# Supplied records start

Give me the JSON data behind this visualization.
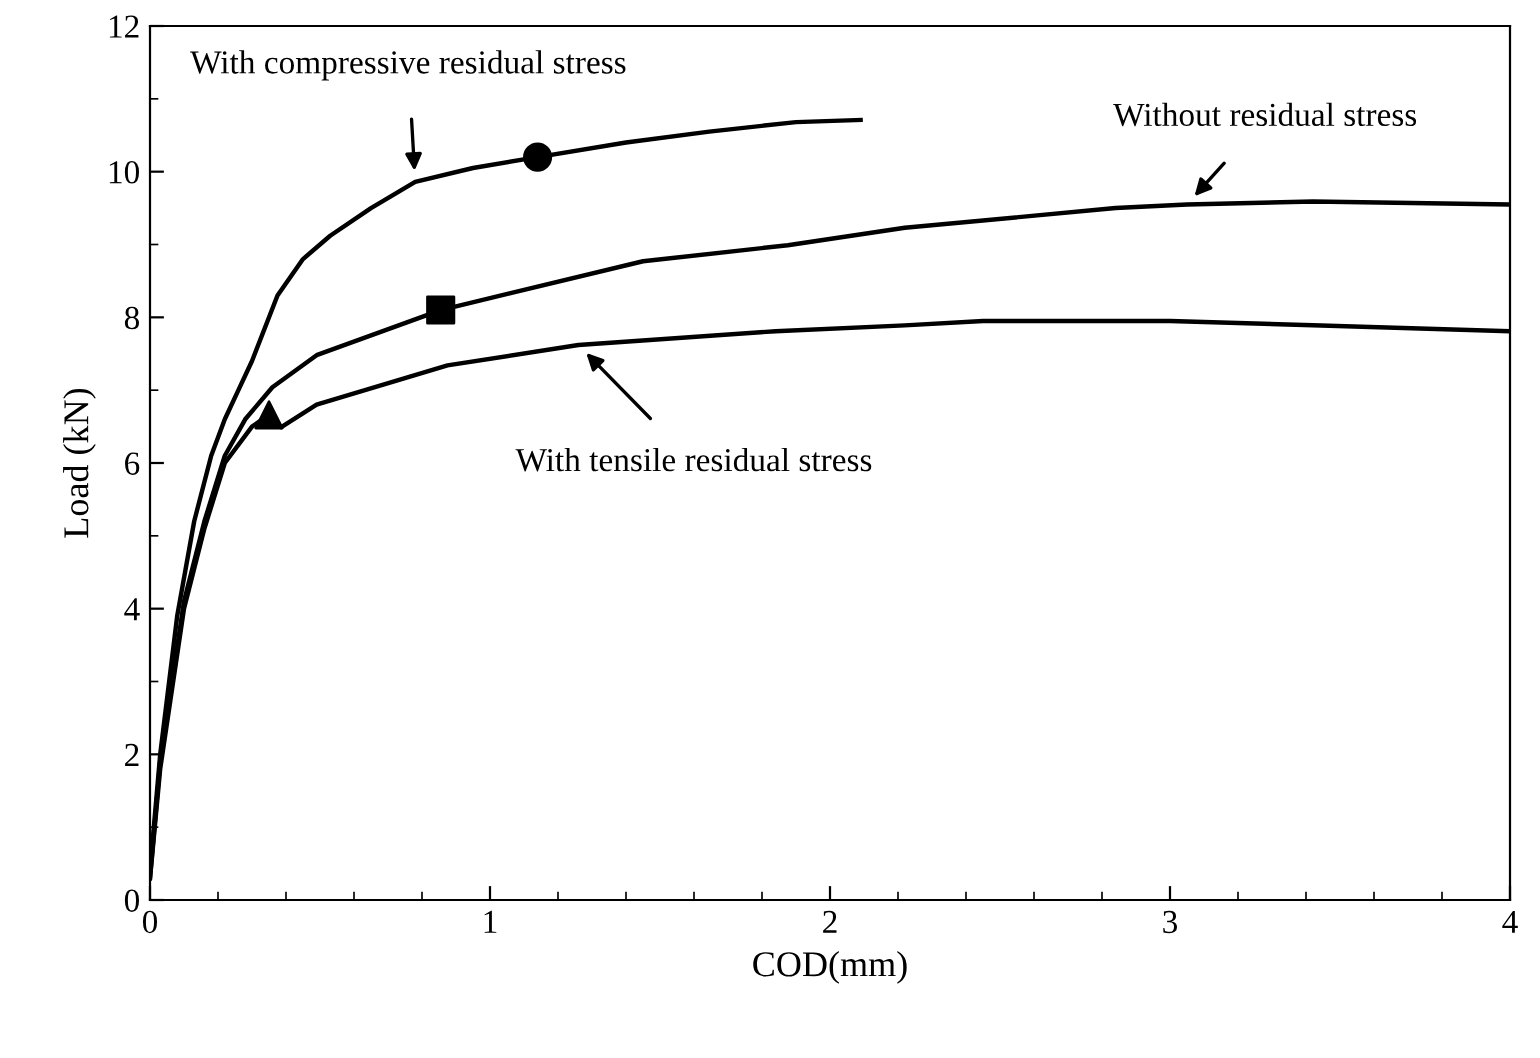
{
  "chart_data": {
    "type": "line",
    "xlabel": "COD(mm)",
    "ylabel": "Load (kN)",
    "xlim": [
      0,
      4
    ],
    "ylim": [
      0,
      12
    ],
    "xticks": [
      0,
      1,
      2,
      3,
      4
    ],
    "yticks": [
      0,
      2,
      4,
      6,
      8,
      10,
      12
    ],
    "grid": false,
    "marker": "none",
    "line_style": "solid",
    "series": [
      {
        "color": "#000000",
        "x": [
          0,
          0.03,
          0.08,
          0.13,
          0.18,
          0.22,
          0.26,
          0.3,
          0.375,
          0.45,
          0.53,
          0.65,
          0.78,
          0.95,
          1.14,
          1.4,
          1.645,
          1.9,
          2.09
        ],
        "values": [
          0.4,
          2.0,
          3.9,
          5.2,
          6.1,
          6.6,
          7.0,
          7.4,
          8.3,
          8.8,
          9.12,
          9.5,
          9.86,
          10.05,
          10.2,
          10.4,
          10.55,
          10.68,
          10.71
        ]
      },
      {
        "color": "#000000",
        "x": [
          0,
          0.03,
          0.1,
          0.16,
          0.22,
          0.28,
          0.36,
          0.49,
          0.855,
          1.45,
          1.876,
          2.22,
          2.84,
          3.05,
          3.42,
          4.0
        ],
        "values": [
          0.3,
          1.9,
          4.1,
          5.2,
          6.1,
          6.6,
          7.04,
          7.48,
          8.1,
          8.77,
          8.99,
          9.23,
          9.5,
          9.55,
          9.59,
          9.55
        ]
      },
      {
        "color": "#000000",
        "x": [
          0,
          0.03,
          0.1,
          0.16,
          0.22,
          0.3,
          0.35,
          0.385,
          0.49,
          0.875,
          1.26,
          1.84,
          2.22,
          2.45,
          3.0,
          3.42,
          4.0
        ],
        "values": [
          0.3,
          1.8,
          4.0,
          5.1,
          6.0,
          6.5,
          6.66,
          6.49,
          6.8,
          7.34,
          7.62,
          7.81,
          7.89,
          7.95,
          7.95,
          7.89,
          7.81
        ]
      },
      {
        "type": "scatter",
        "marker": "circle",
        "color": "#000000",
        "x": [
          1.14
        ],
        "values": [
          10.2
        ]
      },
      {
        "type": "scatter",
        "marker": "square",
        "color": "#000000",
        "x": [
          0.855
        ],
        "values": [
          8.1
        ]
      },
      {
        "type": "scatter",
        "marker": "triangle",
        "color": "#000000",
        "x": [
          0.35
        ],
        "values": [
          6.66
        ]
      }
    ],
    "annotations": [
      {
        "text": "With compressive residual stress",
        "x": 0.78,
        "y": 9.86
      },
      {
        "text": "Without residual stress",
        "x": 3.05,
        "y": 9.55
      },
      {
        "text": "With tensile residual stress",
        "x": 1.26,
        "y": 7.62
      }
    ]
  }
}
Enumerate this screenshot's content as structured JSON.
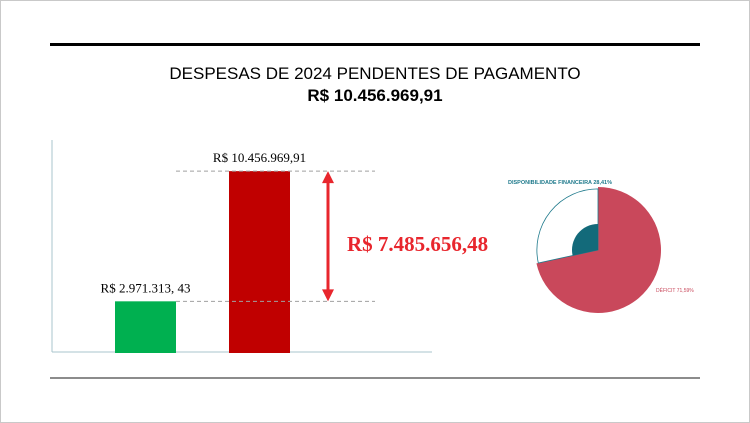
{
  "header": {
    "title": "DESPESAS DE 2024 PENDENTES DE PAGAMENTO",
    "subtitle": "R$ 10.456.969,91"
  },
  "chart_data": [
    {
      "type": "bar",
      "categories": [
        "",
        ""
      ],
      "values": [
        2971313.43,
        10456969.91
      ],
      "data_labels": [
        "R$ 2.971.313, 43",
        "R$ 10.456.969,91"
      ],
      "colors": [
        "#00b050",
        "#c00000"
      ],
      "annotation": {
        "label": "R$ 7.485.656,48",
        "value": 7485656.48,
        "color": "#e8262d"
      },
      "ylim": [
        0,
        11500000
      ],
      "grid": false
    },
    {
      "type": "pie",
      "slices": [
        {
          "label": "DISPONIBILIDADE FINANCEIRA 28,41%",
          "value": 28.41,
          "color": "#ffffff",
          "label_color": "#1f7a8c"
        },
        {
          "label": "DÉFICIT 71,59%",
          "value": 71.59,
          "color": "#c9485b",
          "label_color": "#c9485b"
        }
      ],
      "center_color": "#136a7a"
    }
  ]
}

# Supplied records end

> [Stated task]
Where a line of the entries contains the word "marker", copy that line.

> [Problem solution]
    "marker": "none",
        "marker": "circle",
        "marker": "square",
        "marker": "triangle",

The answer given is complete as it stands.